Task to carry out: Write out the listing below in full and exactly, leaving out every picture.

Stored rows:

>> start

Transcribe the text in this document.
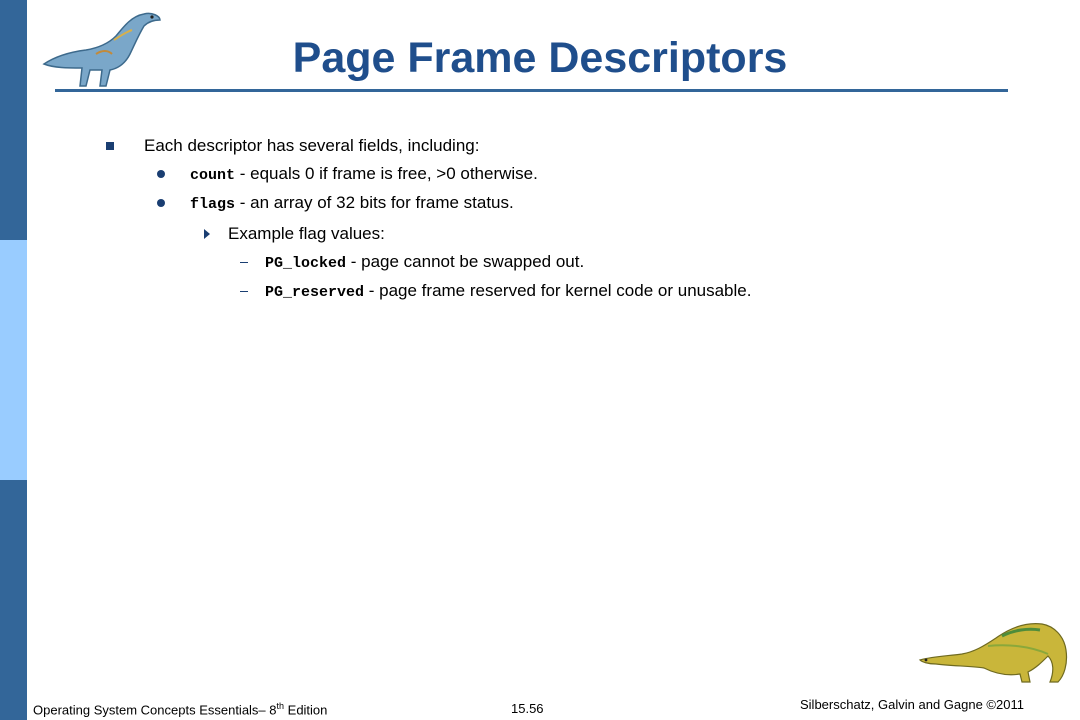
Page Frame Descriptors
Each descriptor has several fields, including:
count - equals 0 if frame is free, >0 otherwise.
flags - an array of 32 bits for frame status.
Example flag values:
PG_locked - page cannot be swapped out.
PG_reserved - page frame reserved for kernel code or unusable.
Operating System Concepts Essentials– 8th Edition	15.56	Silberschatz, Galvin and Gagne ©2011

>> end

Task response:
Transcribe the text in this document.
Page Frame Descriptors
Each descriptor has several fields, including:
count - equals 0 if frame is free, >0 otherwise.
flags - an array of 32 bits for frame status.
Example flag values:
PG_locked - page cannot be swapped out.
PG_reserved - page frame reserved for kernel code or unusable.
Operating System Concepts Essentials– 8th Edition	15.56	Silberschatz, Galvin and Gagne ©2011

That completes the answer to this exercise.